(Extracted records)
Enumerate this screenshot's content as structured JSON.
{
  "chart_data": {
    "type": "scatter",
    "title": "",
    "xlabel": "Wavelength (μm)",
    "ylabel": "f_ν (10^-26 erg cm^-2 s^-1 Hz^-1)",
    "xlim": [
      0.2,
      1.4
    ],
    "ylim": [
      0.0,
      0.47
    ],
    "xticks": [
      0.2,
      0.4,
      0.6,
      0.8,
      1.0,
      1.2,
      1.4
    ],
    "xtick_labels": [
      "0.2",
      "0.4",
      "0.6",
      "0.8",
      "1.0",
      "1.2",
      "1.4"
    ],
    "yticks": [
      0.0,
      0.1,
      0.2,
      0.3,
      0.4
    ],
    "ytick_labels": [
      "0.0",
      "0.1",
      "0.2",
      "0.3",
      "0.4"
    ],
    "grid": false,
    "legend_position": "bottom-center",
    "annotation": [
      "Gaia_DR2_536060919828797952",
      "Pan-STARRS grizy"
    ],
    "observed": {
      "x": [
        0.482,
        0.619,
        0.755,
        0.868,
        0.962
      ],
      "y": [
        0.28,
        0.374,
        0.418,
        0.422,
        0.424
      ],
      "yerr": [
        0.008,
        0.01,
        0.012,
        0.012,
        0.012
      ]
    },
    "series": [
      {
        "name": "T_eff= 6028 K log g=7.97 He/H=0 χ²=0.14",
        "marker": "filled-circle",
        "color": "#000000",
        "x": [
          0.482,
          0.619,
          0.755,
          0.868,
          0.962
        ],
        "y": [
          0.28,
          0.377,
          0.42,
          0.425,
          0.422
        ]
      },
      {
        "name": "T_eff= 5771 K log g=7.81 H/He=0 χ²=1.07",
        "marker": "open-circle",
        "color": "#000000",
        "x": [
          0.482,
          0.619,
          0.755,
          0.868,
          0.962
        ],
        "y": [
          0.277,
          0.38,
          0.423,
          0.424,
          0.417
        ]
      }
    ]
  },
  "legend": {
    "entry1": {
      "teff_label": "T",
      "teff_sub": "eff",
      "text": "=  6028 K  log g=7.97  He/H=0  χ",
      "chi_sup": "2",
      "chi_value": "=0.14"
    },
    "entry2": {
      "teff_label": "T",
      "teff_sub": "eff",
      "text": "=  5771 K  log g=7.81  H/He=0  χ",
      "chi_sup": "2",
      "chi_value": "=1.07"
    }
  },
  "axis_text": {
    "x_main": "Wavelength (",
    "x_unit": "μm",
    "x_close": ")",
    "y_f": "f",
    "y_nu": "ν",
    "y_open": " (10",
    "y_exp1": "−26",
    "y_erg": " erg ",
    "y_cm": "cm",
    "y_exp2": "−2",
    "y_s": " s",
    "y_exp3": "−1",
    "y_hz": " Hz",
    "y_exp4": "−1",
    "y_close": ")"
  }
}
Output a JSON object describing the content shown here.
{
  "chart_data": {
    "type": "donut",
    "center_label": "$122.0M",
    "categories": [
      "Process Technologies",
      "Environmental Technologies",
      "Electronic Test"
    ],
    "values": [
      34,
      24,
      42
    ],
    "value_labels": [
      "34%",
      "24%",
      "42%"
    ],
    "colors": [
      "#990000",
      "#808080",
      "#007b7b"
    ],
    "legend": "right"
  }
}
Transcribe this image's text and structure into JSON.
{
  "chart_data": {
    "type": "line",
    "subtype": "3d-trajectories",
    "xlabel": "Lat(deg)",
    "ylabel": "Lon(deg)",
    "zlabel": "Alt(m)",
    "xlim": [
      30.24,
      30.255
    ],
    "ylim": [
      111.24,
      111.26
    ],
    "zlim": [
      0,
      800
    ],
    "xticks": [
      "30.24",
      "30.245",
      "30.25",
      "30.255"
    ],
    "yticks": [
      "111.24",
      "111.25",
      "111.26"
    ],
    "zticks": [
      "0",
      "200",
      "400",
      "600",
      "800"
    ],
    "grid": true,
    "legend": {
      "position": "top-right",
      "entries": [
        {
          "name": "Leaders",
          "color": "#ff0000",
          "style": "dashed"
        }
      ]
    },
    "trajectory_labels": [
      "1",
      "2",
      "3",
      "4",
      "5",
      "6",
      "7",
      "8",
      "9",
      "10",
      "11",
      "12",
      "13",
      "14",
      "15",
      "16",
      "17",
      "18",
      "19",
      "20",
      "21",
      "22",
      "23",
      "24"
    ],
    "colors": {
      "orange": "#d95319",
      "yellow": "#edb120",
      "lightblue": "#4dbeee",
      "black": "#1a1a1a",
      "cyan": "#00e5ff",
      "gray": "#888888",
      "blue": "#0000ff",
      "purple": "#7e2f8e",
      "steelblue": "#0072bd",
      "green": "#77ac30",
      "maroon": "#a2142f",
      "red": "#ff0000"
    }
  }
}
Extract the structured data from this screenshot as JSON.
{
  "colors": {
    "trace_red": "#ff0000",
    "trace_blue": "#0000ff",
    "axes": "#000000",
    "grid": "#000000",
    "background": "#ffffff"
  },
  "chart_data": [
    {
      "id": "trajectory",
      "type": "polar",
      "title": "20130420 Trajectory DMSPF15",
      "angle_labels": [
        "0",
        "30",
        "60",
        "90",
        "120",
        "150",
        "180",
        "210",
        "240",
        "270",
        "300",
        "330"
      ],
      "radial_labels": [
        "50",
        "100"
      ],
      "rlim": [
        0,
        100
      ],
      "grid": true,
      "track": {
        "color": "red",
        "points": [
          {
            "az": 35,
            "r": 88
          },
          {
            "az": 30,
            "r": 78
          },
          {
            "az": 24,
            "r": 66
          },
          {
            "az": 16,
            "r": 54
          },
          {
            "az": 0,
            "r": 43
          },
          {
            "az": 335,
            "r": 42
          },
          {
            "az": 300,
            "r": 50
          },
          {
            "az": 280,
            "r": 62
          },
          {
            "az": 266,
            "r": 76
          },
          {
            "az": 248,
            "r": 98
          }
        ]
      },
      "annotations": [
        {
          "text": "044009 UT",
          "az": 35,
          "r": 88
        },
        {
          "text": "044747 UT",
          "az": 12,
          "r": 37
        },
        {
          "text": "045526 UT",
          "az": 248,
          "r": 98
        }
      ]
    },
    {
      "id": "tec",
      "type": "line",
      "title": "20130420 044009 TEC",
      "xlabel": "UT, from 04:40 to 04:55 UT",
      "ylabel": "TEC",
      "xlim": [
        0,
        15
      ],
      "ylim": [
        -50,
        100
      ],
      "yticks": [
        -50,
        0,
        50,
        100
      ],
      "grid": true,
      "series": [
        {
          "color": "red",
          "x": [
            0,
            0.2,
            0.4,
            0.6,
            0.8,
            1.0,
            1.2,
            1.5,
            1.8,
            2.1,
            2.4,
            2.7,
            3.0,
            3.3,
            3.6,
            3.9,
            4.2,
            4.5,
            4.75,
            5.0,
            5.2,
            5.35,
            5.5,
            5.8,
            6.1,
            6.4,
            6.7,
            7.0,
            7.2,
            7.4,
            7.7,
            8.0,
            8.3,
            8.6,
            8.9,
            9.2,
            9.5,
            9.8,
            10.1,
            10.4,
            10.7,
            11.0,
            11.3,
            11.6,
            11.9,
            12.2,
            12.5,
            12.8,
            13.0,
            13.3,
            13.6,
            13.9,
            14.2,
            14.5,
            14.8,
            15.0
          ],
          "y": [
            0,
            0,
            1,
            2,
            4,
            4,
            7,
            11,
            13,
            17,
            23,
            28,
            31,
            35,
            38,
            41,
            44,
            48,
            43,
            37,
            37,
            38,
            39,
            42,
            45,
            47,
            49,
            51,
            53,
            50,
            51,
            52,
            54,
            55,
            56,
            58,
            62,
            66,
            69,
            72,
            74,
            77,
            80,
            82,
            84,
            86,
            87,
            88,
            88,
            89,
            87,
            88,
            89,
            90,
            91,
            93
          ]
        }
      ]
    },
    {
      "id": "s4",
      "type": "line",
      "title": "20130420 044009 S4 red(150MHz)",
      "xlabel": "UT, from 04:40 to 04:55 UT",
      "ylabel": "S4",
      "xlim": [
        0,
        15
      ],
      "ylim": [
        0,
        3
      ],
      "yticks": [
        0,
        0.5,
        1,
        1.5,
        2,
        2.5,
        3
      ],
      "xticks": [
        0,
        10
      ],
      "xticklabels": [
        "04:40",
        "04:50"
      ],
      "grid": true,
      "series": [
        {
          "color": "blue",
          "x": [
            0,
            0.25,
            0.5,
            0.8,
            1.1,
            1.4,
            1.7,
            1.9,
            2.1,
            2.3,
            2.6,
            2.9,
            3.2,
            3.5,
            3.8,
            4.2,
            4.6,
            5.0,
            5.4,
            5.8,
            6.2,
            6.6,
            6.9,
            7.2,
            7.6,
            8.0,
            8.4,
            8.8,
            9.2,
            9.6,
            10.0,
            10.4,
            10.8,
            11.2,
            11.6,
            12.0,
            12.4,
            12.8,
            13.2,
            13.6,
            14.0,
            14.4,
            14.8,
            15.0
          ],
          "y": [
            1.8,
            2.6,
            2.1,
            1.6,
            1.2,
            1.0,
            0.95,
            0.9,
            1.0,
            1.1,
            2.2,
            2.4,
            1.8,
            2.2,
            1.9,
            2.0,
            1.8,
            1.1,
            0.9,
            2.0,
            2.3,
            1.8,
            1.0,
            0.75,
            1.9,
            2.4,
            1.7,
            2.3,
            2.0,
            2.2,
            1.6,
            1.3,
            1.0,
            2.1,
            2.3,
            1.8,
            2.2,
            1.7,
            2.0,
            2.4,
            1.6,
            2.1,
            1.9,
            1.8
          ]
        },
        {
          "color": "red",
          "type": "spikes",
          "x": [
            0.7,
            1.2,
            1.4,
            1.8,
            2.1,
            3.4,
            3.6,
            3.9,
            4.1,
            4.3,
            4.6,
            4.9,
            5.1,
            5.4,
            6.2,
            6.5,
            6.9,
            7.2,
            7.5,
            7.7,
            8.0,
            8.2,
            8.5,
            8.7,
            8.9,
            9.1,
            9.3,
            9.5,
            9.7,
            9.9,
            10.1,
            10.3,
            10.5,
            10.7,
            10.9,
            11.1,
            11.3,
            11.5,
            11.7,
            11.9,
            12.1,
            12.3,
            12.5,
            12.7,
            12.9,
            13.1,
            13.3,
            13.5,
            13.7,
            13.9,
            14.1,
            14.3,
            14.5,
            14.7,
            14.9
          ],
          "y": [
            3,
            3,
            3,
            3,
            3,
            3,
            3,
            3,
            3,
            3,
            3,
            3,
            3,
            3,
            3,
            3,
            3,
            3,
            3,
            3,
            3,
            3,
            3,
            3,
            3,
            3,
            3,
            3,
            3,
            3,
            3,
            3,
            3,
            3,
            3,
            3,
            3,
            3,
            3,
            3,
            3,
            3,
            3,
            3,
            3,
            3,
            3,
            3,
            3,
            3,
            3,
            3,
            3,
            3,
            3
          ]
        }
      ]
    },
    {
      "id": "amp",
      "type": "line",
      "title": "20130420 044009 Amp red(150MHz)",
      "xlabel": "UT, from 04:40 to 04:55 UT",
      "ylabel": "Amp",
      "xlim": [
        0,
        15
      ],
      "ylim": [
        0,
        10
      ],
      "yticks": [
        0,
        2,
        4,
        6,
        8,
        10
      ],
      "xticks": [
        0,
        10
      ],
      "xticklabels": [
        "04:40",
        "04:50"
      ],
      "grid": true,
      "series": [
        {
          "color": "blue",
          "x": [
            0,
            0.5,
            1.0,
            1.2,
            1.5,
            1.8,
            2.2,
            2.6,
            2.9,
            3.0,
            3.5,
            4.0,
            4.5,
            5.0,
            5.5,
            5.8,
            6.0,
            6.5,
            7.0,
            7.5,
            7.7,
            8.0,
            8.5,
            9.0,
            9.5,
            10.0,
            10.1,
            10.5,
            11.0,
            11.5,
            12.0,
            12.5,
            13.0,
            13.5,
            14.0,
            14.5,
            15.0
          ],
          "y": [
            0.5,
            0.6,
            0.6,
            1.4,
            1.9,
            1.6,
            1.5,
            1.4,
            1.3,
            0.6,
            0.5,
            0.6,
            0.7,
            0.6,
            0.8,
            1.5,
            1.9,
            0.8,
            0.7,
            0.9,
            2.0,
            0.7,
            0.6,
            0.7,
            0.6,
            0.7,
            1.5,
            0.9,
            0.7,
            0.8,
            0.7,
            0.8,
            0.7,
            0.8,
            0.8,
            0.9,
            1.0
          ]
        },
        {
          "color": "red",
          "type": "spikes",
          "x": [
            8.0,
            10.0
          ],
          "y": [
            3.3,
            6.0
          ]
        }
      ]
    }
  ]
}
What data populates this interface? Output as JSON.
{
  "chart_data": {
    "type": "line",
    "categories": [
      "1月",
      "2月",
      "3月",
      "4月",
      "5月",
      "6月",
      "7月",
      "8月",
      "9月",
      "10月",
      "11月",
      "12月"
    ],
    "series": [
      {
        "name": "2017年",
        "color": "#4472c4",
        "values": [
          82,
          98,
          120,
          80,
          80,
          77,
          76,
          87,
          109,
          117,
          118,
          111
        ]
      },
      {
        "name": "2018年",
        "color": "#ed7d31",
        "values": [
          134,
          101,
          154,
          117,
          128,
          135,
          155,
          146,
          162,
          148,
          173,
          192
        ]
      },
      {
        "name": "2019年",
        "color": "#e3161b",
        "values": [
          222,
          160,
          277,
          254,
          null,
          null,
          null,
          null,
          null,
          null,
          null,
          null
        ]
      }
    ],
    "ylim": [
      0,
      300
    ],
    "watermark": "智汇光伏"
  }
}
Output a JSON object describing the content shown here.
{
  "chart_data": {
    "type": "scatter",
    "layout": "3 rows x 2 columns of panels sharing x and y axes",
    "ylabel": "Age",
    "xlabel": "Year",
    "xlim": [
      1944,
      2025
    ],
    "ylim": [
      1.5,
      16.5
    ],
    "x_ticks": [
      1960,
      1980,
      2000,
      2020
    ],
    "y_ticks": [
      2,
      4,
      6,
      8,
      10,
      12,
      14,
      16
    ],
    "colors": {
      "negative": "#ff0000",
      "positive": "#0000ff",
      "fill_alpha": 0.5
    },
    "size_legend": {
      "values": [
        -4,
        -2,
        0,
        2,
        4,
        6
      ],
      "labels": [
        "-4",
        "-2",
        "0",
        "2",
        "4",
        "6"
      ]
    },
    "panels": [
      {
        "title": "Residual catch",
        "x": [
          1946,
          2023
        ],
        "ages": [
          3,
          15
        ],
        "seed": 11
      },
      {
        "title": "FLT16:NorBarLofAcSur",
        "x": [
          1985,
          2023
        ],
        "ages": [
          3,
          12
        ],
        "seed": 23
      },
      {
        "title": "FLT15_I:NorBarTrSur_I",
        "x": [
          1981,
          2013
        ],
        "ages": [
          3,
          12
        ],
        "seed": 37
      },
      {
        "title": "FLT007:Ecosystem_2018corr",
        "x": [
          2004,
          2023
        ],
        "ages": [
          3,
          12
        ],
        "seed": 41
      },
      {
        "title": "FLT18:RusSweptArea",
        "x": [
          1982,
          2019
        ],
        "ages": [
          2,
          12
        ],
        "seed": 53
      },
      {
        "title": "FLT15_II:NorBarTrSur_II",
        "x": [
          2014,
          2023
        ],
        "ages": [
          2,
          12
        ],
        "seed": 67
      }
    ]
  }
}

[Stated problem]
From the entries above, collect every line with the string "Wavelength" in it.

[Answer to this problem]
    "xlabel": "Wavelength (μm)",
    "x_main": "Wavelength (",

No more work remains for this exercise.